[Opening Data listing section]

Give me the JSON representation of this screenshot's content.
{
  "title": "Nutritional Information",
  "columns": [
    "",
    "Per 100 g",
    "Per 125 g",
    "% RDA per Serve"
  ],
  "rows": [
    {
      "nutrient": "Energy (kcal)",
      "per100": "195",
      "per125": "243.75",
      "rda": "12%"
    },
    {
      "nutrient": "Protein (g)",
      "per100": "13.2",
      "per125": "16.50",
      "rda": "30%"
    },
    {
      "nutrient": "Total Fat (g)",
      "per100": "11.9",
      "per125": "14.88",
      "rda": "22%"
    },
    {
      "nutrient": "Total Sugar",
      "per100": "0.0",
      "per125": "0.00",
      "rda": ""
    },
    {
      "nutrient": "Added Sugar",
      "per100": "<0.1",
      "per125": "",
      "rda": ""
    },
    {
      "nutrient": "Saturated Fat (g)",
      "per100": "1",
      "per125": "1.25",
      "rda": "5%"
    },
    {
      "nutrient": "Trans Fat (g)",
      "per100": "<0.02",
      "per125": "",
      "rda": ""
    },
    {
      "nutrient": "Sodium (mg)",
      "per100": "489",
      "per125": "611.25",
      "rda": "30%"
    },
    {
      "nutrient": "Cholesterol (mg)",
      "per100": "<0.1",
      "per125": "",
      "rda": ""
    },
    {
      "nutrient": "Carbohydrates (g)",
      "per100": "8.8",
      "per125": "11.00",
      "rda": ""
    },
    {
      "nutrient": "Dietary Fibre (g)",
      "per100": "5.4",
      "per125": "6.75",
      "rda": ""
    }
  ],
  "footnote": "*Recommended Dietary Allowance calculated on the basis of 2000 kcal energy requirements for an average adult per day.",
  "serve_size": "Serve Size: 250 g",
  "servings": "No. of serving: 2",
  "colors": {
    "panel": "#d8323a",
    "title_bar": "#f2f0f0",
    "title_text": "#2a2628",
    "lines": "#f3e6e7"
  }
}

[Closing Data listing section]

▶ [Instructions to follow] Each of the records should be retyped exactly.

▶ [Response to the task]
Give me the JSON representation of this screenshot's content.
{
  "title": "Nutritional Information",
  "columns": [
    "",
    "Per 100 g",
    "Per 125 g",
    "% RDA per Serve"
  ],
  "rows": [
    {
      "nutrient": "Energy (kcal)",
      "per100": "195",
      "per125": "243.75",
      "rda": "12%"
    },
    {
      "nutrient": "Protein (g)",
      "per100": "13.2",
      "per125": "16.50",
      "rda": "30%"
    },
    {
      "nutrient": "Total Fat (g)",
      "per100": "11.9",
      "per125": "14.88",
      "rda": "22%"
    },
    {
      "nutrient": "Total Sugar",
      "per100": "0.0",
      "per125": "0.00",
      "rda": ""
    },
    {
      "nutrient": "Added Sugar",
      "per100": "<0.1",
      "per125": "",
      "rda": ""
    },
    {
      "nutrient": "Saturated Fat (g)",
      "per100": "1",
      "per125": "1.25",
      "rda": "5%"
    },
    {
      "nutrient": "Trans Fat (g)",
      "per100": "<0.02",
      "per125": "",
      "rda": ""
    },
    {
      "nutrient": "Sodium (mg)",
      "per100": "489",
      "per125": "611.25",
      "rda": "30%"
    },
    {
      "nutrient": "Cholesterol (mg)",
      "per100": "<0.1",
      "per125": "",
      "rda": ""
    },
    {
      "nutrient": "Carbohydrates (g)",
      "per100": "8.8",
      "per125": "11.00",
      "rda": ""
    },
    {
      "nutrient": "Dietary Fibre (g)",
      "per100": "5.4",
      "per125": "6.75",
      "rda": ""
    }
  ],
  "footnote": "*Recommended Dietary Allowance calculated on the basis of 2000 kcal energy requirements for an average adult per day.",
  "serve_size": "Serve Size: 250 g",
  "servings": "No. of serving: 2",
  "colors": {
    "panel": "#d8323a",
    "title_bar": "#f2f0f0",
    "title_text": "#2a2628",
    "lines": "#f3e6e7"
  }
}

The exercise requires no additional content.